» **Problem statement**
Extend the passage about the band Future Islands below, picking up after its final sentence.

» **Passage shown**

☆ ☆ ☆

Lucky for us while it appears Future Islands has decided to define their sound using such a general -- and some may say pretentious -- term are really just a bunch of synth-pop music geeks from North Carolina. The band’s recent migration to Baltimore made them another appendage of the avant-garde Wham City Collective started by the ultimate music geek and prankster, Dan Deacon. Wham City prides itself on making music that rides a fine line between low-fi brilliance and sheer comedic, psychedelic fused pop.

With all of these whacked out elements in play, the end product is an anthem driven, gravely voiced, theatrical effort with its roots placed firmly in late ‘70s and early ‘80s synth pop icons like The Human League and Joy Division, but lyrically has a textured and idyllic storytelling element.

It’s impossible to talk about this band without mentioning the contributions of its members, specifically frontman Samuel T. Herring and synth player/composer, J. Gerritt Welmer. Herring seems more like a grumpy old codger than a young musician most of the time with his Tom Waites-esque melancholy vocal stylings and his constant tales of woe.

☆ ☆ ☆

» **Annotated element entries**

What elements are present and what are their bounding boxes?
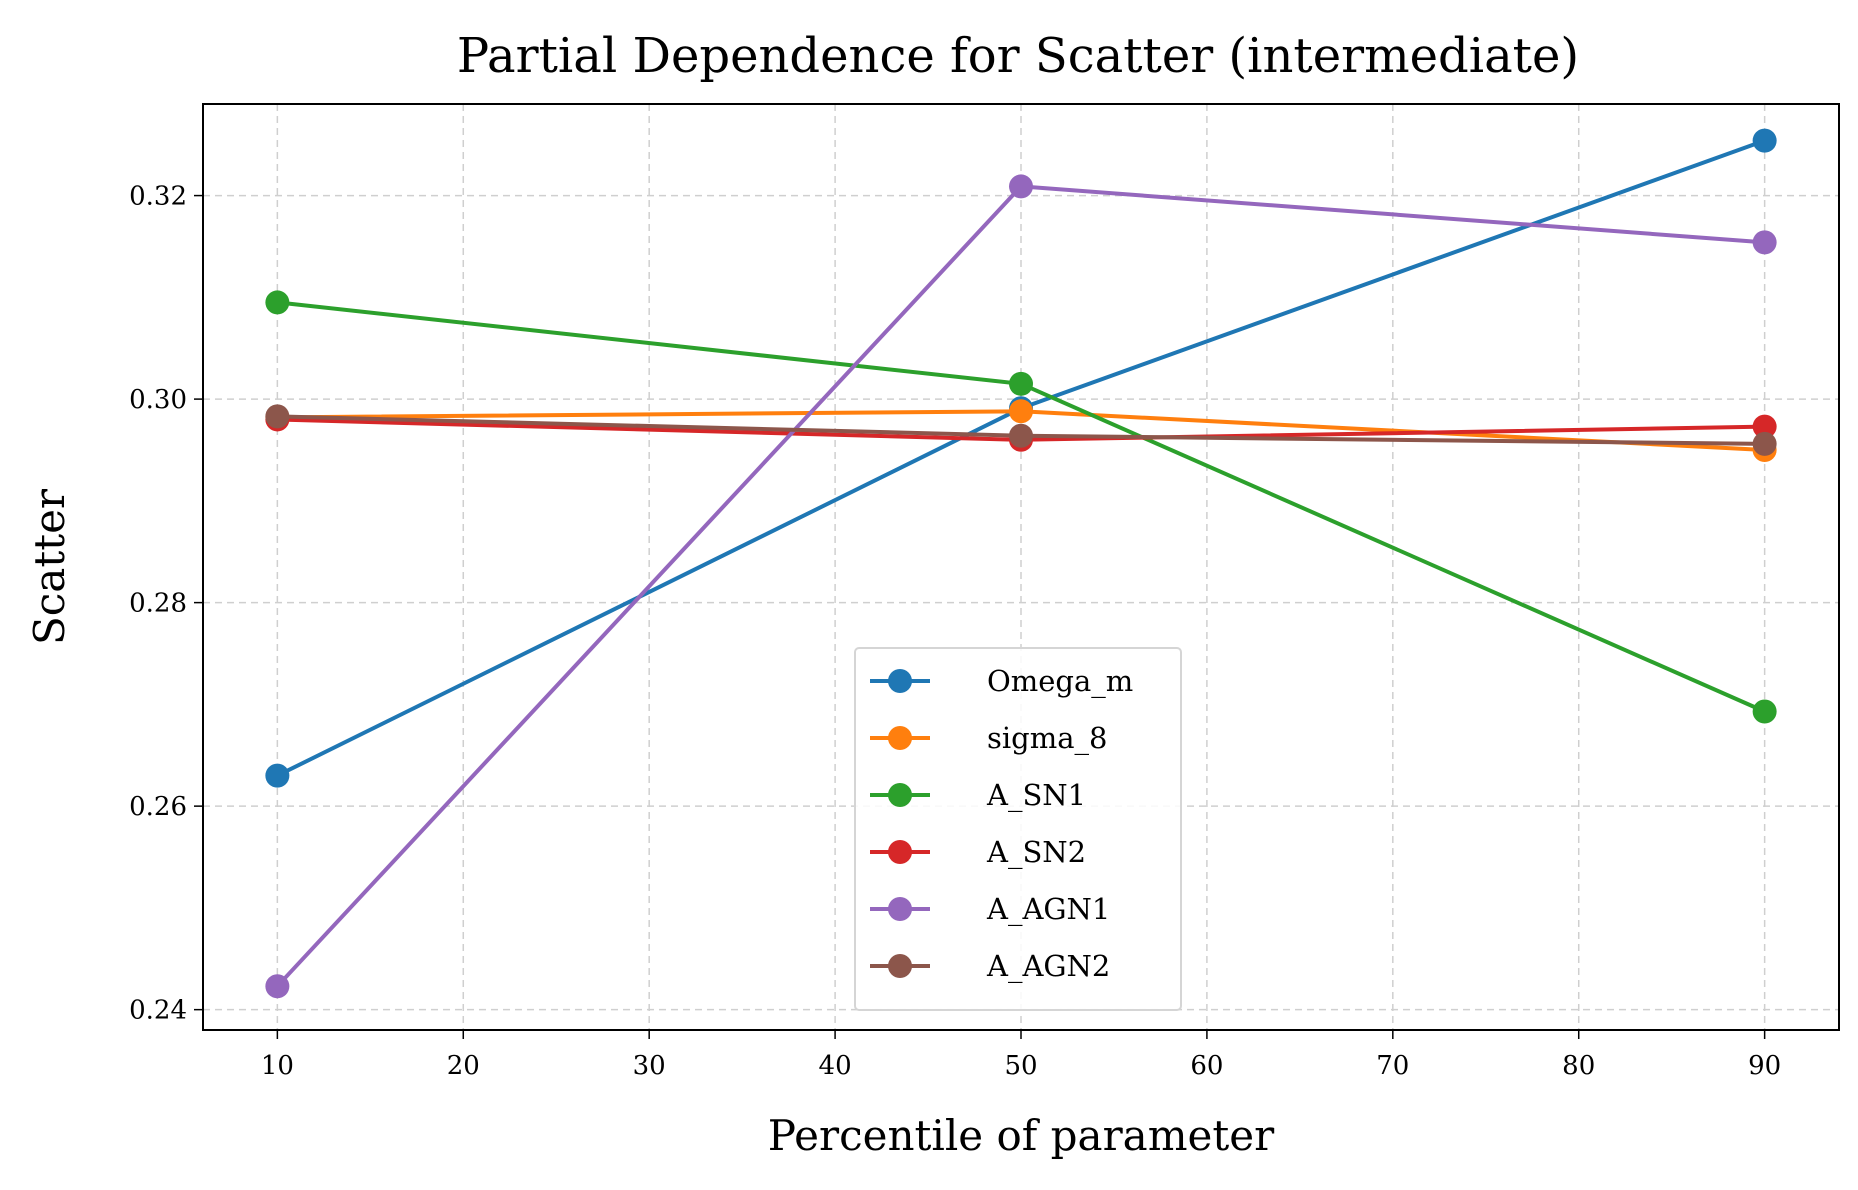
y-tick-label: 0.28 bbox=[129, 589, 187, 619]
chart-title: Partial Dependence for Scatter (intermed… bbox=[457, 28, 1579, 84]
data-point-a-sn1 bbox=[265, 290, 290, 315]
data-point-a-agn2 bbox=[265, 404, 290, 429]
x-tick-label: 80 bbox=[1562, 1051, 1595, 1081]
y-axis: 0.24 0.26 0.28 0.30 0.32 bbox=[129, 182, 203, 1026]
legend-item-omega-m: Omega_m bbox=[870, 664, 1133, 699]
legend-marker bbox=[888, 726, 912, 750]
y-tick-label: 0.30 bbox=[129, 385, 187, 415]
data-point-omega-m bbox=[1752, 128, 1777, 153]
data-point-sigma-8 bbox=[1009, 399, 1033, 424]
data-point-a-agn2 bbox=[1752, 431, 1777, 456]
legend-marker bbox=[888, 897, 912, 921]
x-tick-label: 10 bbox=[261, 1051, 294, 1081]
legend-label: A_SN1 bbox=[986, 778, 1086, 813]
series-a-agn2 bbox=[265, 404, 1777, 456]
legend-label: A_SN2 bbox=[986, 835, 1086, 870]
data-point-a-agn1 bbox=[1009, 174, 1033, 199]
legend-marker bbox=[888, 783, 912, 807]
legend-marker bbox=[888, 669, 912, 693]
legend-box bbox=[854, 647, 1182, 1011]
legend-item-a-sn1: A_SN1 bbox=[870, 778, 1086, 813]
x-tick-label: 50 bbox=[1004, 1051, 1037, 1081]
data-point-a-sn1 bbox=[1752, 699, 1777, 724]
legend-item-sigma-8: sigma_8 bbox=[870, 721, 1107, 756]
series-a-sn1 bbox=[265, 290, 1777, 724]
series-layer bbox=[265, 128, 1777, 999]
legend-marker bbox=[888, 954, 912, 978]
legend-item-a-agn2: A_AGN2 bbox=[870, 949, 1110, 984]
legend-label: Omega_m bbox=[987, 664, 1133, 699]
series-a-agn1 bbox=[265, 174, 1777, 999]
legend-label: A_AGN1 bbox=[986, 892, 1110, 927]
legend-item-a-agn1: A_AGN1 bbox=[870, 892, 1110, 927]
data-point-a-agn1 bbox=[1752, 230, 1777, 255]
data-point-omega-m bbox=[265, 763, 290, 788]
legend-marker bbox=[888, 840, 912, 864]
data-point-a-sn2 bbox=[1752, 414, 1777, 439]
x-tick-label: 20 bbox=[447, 1051, 480, 1081]
legend-item-a-sn2: A_SN2 bbox=[870, 835, 1086, 870]
y-tick-label: 0.24 bbox=[129, 996, 187, 1026]
legend-label: sigma_8 bbox=[987, 721, 1107, 756]
data-point-a-agn2 bbox=[1009, 423, 1033, 448]
data-point-a-sn1 bbox=[1009, 371, 1033, 396]
y-axis-title: Scatter bbox=[25, 488, 74, 645]
y-tick-label: 0.26 bbox=[129, 792, 187, 822]
y-tick-label: 0.32 bbox=[129, 182, 187, 212]
x-tick-label: 90 bbox=[1748, 1051, 1781, 1081]
x-tick-label: 60 bbox=[1190, 1051, 1223, 1081]
x-tick-label: 30 bbox=[633, 1051, 666, 1081]
x-tick-label: 40 bbox=[819, 1051, 852, 1081]
x-tick-label: 70 bbox=[1376, 1051, 1409, 1081]
legend: Omega_m sigma_8 A_SN1 A_SN2 A_AGN1 A_AGN2 bbox=[854, 647, 1182, 1011]
legend-label: A_AGN2 bbox=[986, 949, 1110, 984]
x-axis: 10 20 30 40 50 60 70 80 90 bbox=[261, 1030, 1781, 1081]
data-point-a-agn1 bbox=[265, 974, 290, 999]
x-axis-title: Percentile of parameter bbox=[768, 1111, 1275, 1160]
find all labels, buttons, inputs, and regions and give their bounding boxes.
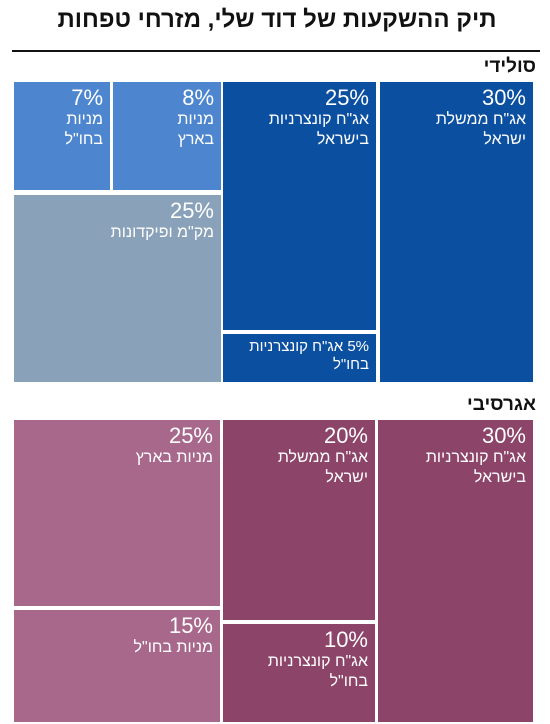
tile-value: 5% <box>347 338 369 355</box>
tile-value: 10% <box>323 627 368 652</box>
tile-label: מניות בארץ <box>177 111 214 148</box>
tile-corp-bonds-israel: 30% אג"ח קונצרניות בישראל <box>378 420 533 722</box>
tile-label: מניות בחו"ל <box>133 639 213 656</box>
tile-stocks-israel: 25% מניות בארץ <box>14 420 220 606</box>
tile-label: אג"ח קונצרניות בחו"ל <box>249 338 369 373</box>
section-label-solid: סולידי <box>483 56 536 77</box>
tile-label: אג"ח קונצרניות בישראל <box>268 111 369 148</box>
tile-gov-bonds-israel: 20% אג"ח ממשלת ישראל <box>223 420 375 620</box>
tile-stocks-abroad: 7% מניות בחו"ל <box>14 82 110 190</box>
tile-corp-bonds-abroad: 10% אג"ח קונצרניות בחו"ל <box>223 624 375 722</box>
tile-label: מק"מ ופיקדונות <box>110 224 214 241</box>
tile-value: 25% <box>324 85 369 110</box>
tile-corp-bonds-israel: 25% אג"ח קונצרניות בישראל <box>223 82 376 330</box>
tile-gov-bonds-israel: 30% אג"ח ממשלת ישראל <box>380 82 533 382</box>
tile-makam-deposits: 25% מק"מ ופיקדונות <box>14 195 221 382</box>
title-divider <box>12 50 540 52</box>
section-label-aggressive: אגרסיבי <box>467 394 536 415</box>
tile-value: 30% <box>481 423 526 448</box>
tile-value: 25% <box>168 423 213 448</box>
page-title: תיק ההשקעות של דוד שלי, מזרחי טפחות <box>57 6 497 33</box>
tile-value: 25% <box>169 198 214 223</box>
tile-value: 7% <box>71 85 103 110</box>
tile-label: מניות בארץ <box>135 449 213 466</box>
tile-label: אג"ח ממשלת ישראל <box>277 449 368 486</box>
tile-value: 8% <box>182 85 214 110</box>
tile-corp-bonds-abroad: 5% אג"ח קונצרניות בחו"ל <box>223 334 376 382</box>
tile-label: אג"ח קונצרניות בחו"ל <box>267 653 368 690</box>
tile-label: אג"ח ממשלת ישראל <box>435 111 526 148</box>
tile-value: 15% <box>168 613 213 638</box>
tile-label: מניות בחו"ל <box>64 111 103 148</box>
tile-value: 30% <box>481 85 526 110</box>
tile-stocks-israel: 8% מניות בארץ <box>113 82 221 190</box>
tile-value: 20% <box>323 423 368 448</box>
tile-label: אג"ח קונצרניות בישראל <box>425 449 526 486</box>
tile-stocks-abroad: 15% מניות בחו"ל <box>14 610 220 722</box>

☆ ☆ ☆

» **Reply**
Though Herring’s lyrics are almost child-like in their simplicity, he always seems to draw is in with his trademark graveled groan and gut punching stories of anguish and affliction. “He says nothing seems the same, and I can't feel a thing, my body's like a wave, caving in on me.”

Herring, an obvious student of the late ‘70s and all things synth, has honed this trademark sound more on this record than the previous, bringing more of a clear tone and voice to the band’s sound.

Most songs have the same arch with a subdued beginning ending in a crash of synth and vocals. So it’s a formula; so what. The formula seems to work and the band’s music is more focused because of it. Though the record does have faults; that is exactly why we love it. Even though there is obvious dichotomy of a grizzled, scratchy voice against what some may see as an antiquated style of synth-pop; we love it for exactly those reasons. When Future Islands are at their most awkward is when they are the most interesting and definitely endearing.